Would you return the complete listing below word for word?

Records

● ● ● ● ● ● ●

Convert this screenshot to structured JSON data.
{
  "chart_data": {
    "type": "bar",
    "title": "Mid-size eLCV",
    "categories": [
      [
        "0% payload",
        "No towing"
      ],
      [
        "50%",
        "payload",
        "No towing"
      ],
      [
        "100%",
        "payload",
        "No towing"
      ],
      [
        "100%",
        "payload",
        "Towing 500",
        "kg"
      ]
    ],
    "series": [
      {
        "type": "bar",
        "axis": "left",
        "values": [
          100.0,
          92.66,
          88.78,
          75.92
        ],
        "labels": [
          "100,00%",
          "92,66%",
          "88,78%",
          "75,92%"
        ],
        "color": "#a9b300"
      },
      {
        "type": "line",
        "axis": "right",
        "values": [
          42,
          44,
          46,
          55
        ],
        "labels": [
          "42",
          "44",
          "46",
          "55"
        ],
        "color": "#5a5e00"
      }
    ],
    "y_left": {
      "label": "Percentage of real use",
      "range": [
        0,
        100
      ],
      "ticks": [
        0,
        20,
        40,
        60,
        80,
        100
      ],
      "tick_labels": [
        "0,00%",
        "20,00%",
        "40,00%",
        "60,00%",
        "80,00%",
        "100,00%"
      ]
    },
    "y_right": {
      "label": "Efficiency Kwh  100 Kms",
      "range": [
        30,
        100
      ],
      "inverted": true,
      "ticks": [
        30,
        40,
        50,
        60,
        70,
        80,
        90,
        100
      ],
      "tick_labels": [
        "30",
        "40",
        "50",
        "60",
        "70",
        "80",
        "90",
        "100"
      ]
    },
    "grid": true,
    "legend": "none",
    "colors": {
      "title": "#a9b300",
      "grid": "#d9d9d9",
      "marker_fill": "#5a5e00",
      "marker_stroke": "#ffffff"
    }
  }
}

● ● ● ● ● ● ●

§ Finished exercise:
Convert this screenshot to structured JSON data.
{
  "chart_data": {
    "type": "bar",
    "title": "Mid-size eLCV",
    "categories": [
      [
        "0% payload",
        "No towing"
      ],
      [
        "50%",
        "payload",
        "No towing"
      ],
      [
        "100%",
        "payload",
        "No towing"
      ],
      [
        "100%",
        "payload",
        "Towing 500",
        "kg"
      ]
    ],
    "series": [
      {
        "type": "bar",
        "axis": "left",
        "values": [
          100.0,
          92.66,
          88.78,
          75.92
        ],
        "labels": [
          "100,00%",
          "92,66%",
          "88,78%",
          "75,92%"
        ],
        "color": "#a9b300"
      },
      {
        "type": "line",
        "axis": "right",
        "values": [
          42,
          44,
          46,
          55
        ],
        "labels": [
          "42",
          "44",
          "46",
          "55"
        ],
        "color": "#5a5e00"
      }
    ],
    "y_left": {
      "label": "Percentage of real use",
      "range": [
        0,
        100
      ],
      "ticks": [
        0,
        20,
        40,
        60,
        80,
        100
      ],
      "tick_labels": [
        "0,00%",
        "20,00%",
        "40,00%",
        "60,00%",
        "80,00%",
        "100,00%"
      ]
    },
    "y_right": {
      "label": "Efficiency Kwh  100 Kms",
      "range": [
        30,
        100
      ],
      "inverted": true,
      "ticks": [
        30,
        40,
        50,
        60,
        70,
        80,
        90,
        100
      ],
      "tick_labels": [
        "30",
        "40",
        "50",
        "60",
        "70",
        "80",
        "90",
        "100"
      ]
    },
    "grid": true,
    "legend": "none",
    "colors": {
      "title": "#a9b300",
      "grid": "#d9d9d9",
      "marker_fill": "#5a5e00",
      "marker_stroke": "#ffffff"
    }
  }
}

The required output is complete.